* BEGIN Extracted information *

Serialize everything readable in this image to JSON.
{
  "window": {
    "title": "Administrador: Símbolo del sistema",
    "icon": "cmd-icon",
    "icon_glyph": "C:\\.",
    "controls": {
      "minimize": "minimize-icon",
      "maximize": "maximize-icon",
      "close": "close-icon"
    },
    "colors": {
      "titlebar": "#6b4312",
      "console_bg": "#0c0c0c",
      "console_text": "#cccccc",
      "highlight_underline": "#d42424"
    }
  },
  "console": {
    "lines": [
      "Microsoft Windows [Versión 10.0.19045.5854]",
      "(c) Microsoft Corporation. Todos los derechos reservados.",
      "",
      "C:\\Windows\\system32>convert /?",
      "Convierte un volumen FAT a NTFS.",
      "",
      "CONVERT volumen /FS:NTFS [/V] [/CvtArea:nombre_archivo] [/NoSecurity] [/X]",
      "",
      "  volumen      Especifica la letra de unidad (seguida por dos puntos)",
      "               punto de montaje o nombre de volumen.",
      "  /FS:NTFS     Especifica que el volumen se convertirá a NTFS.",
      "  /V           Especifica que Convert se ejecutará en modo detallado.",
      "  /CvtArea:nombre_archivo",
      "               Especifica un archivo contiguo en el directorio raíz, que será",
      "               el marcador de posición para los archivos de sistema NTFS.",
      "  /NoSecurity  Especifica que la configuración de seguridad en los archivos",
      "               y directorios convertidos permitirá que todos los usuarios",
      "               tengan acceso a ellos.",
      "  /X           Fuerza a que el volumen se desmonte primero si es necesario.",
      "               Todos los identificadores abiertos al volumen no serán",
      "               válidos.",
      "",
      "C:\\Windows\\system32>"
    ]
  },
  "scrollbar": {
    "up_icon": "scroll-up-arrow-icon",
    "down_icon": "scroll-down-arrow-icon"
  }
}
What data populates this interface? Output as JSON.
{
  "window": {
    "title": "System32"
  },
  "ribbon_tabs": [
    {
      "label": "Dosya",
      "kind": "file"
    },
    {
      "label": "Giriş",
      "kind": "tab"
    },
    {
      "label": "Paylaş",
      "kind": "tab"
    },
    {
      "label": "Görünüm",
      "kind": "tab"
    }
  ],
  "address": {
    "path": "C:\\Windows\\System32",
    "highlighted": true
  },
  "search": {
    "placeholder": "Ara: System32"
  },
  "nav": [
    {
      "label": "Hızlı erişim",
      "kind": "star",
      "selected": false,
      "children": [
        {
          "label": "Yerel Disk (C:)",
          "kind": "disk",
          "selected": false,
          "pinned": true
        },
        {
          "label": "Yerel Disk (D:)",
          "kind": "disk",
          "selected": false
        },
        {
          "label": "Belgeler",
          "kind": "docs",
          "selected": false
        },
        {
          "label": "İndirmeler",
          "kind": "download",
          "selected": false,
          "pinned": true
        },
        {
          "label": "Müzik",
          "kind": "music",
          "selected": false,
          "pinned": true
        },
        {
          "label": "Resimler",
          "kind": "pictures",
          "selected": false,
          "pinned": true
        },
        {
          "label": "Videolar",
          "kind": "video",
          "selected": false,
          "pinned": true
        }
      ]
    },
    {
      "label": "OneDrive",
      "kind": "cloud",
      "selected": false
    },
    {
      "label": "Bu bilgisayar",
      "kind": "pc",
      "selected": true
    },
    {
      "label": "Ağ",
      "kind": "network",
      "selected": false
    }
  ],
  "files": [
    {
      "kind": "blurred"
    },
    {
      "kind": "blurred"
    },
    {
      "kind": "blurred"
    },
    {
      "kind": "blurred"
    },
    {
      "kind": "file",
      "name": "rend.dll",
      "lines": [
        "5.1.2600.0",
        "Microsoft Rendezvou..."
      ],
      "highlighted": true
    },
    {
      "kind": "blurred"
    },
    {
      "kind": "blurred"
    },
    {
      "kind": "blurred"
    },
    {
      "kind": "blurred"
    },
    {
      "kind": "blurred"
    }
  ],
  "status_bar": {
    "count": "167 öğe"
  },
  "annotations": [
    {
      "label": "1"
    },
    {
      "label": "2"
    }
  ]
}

* END Extracted information *

▸ **Set task**: Count the lines of the material that include the word "arrow", then report only the total.

▸ **Reply to the exercise**: 2